== TASK OBJECTIVE ==
Transcribe the entries that follow, word for word.

== SUPPLIED ENTRIES ==
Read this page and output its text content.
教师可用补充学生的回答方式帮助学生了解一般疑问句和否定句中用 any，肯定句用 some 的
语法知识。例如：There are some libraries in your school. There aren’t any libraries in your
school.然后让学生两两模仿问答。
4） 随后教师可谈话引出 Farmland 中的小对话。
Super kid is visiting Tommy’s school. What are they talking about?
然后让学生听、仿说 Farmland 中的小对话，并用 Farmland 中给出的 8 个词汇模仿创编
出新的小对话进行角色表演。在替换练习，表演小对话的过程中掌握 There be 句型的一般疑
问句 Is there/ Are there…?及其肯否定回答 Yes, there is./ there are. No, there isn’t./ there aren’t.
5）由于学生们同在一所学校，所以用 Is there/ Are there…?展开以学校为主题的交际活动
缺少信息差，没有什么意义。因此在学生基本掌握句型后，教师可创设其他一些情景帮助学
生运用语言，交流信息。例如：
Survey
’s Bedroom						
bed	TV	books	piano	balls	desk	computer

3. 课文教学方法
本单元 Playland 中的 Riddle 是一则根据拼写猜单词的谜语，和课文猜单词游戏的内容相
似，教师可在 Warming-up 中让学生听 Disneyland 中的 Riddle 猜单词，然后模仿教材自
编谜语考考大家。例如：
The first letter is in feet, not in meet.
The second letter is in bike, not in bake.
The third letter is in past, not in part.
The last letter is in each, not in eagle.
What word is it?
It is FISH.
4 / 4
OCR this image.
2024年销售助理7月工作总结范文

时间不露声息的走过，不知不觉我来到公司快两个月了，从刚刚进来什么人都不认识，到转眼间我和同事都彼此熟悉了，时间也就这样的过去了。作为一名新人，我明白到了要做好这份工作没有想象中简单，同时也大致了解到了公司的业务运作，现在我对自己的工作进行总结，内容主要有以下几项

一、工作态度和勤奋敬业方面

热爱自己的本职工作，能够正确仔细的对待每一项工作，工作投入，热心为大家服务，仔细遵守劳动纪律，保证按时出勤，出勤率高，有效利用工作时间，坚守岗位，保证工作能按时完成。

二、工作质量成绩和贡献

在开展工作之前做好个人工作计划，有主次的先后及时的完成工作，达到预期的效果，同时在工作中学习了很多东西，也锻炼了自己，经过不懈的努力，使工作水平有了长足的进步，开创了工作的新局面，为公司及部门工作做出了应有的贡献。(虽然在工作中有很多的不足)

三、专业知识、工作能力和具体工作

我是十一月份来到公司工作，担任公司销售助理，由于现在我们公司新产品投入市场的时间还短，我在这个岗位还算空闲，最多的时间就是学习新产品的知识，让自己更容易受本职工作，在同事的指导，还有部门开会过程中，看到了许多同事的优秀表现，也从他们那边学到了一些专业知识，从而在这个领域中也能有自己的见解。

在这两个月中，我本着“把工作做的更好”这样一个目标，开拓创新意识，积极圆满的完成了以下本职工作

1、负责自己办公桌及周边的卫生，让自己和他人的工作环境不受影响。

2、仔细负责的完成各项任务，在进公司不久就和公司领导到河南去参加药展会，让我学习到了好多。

== EXERCISE SOLUTION ==
Read this page and output its text content.
教师可用补充学生的回答方式帮助学生了解一般疑问句和否定句中用 any，肯定句用 some 的
语法知识。例如：There are some libraries in your school. There aren’t any libraries in your
school.然后让学生两两模仿问答。
4） 随后教师可谈话引出 Farmland 中的小对话。
Super kid is visiting Tommy’s school. What are they talking about?
然后让学生听、仿说 Farmland 中的小对话，并用 Farmland 中给出的 8 个词汇模仿创编
出新的小对话进行角色表演。在替换练习，表演小对话的过程中掌握 There be 句型的一般疑
问句 Is there/ Are there…?及其肯否定回答 Yes, there is./ there are. No, there isn’t./ there aren’t.
5）由于学生们同在一所学校，所以用 Is there/ Are there…?展开以学校为主题的交际活动
缺少信息差，没有什么意义。因此在学生基本掌握句型后，教师可创设其他一些情景帮助学
生运用语言，交流信息。例如：
Survey
’s Bedroom						
bed	TV	books	piano	balls	desk	computer

3. 课文教学方法
本单元 Playland 中的 Riddle 是一则根据拼写猜单词的谜语，和课文猜单词游戏的内容相
似，教师可在 Warming-up 中让学生听 Disneyland 中的 Riddle 猜单词，然后模仿教材自
编谜语考考大家。例如：
The first letter is in feet, not in meet.
The second letter is in bike, not in bake.
The third letter is in past, not in part.
The last letter is in each, not in eagle.
What word is it?
It is FISH.
4 / 4
OCR this image.
2024年销售助理7月工作总结范文

时间不露声息的走过，不知不觉我来到公司快两个月了，从刚刚进来什么人都不认识，到转眼间我和同事都彼此熟悉了，时间也就这样的过去了。作为一名新人，我明白到了要做好这份工作没有想象中简单，同时也大致了解到了公司的业务运作，现在我对自己的工作进行总结，内容主要有以下几项

一、工作态度和勤奋敬业方面

热爱自己的本职工作，能够正确仔细的对待每一项工作，工作投入，热心为大家服务，仔细遵守劳动纪律，保证按时出勤，出勤率高，有效利用工作时间，坚守岗位，保证工作能按时完成。

二、工作质量成绩和贡献

在开展工作之前做好个人工作计划，有主次的先后及时的完成工作，达到预期的效果，同时在工作中学习了很多东西，也锻炼了自己，经过不懈的努力，使工作水平有了长足的进步，开创了工作的新局面，为公司及部门工作做出了应有的贡献。(虽然在工作中有很多的不足)

三、专业知识、工作能力和具体工作

我是十一月份来到公司工作，担任公司销售助理，由于现在我们公司新产品投入市场的时间还短，我在这个岗位还算空闲，最多的时间就是学习新产品的知识，让自己更容易受本职工作，在同事的指导，还有部门开会过程中，看到了许多同事的优秀表现，也从他们那边学到了一些专业知识，从而在这个领域中也能有自己的见解。

在这两个月中，我本着“把工作做的更好”这样一个目标，开拓创新意识，积极圆满的完成了以下本职工作

1、负责自己办公桌及周边的卫生，让自己和他人的工作环境不受影响。

2、仔细负责的完成各项任务，在进公司不久就和公司领导到河南去参加药展会，让我学习到了好多。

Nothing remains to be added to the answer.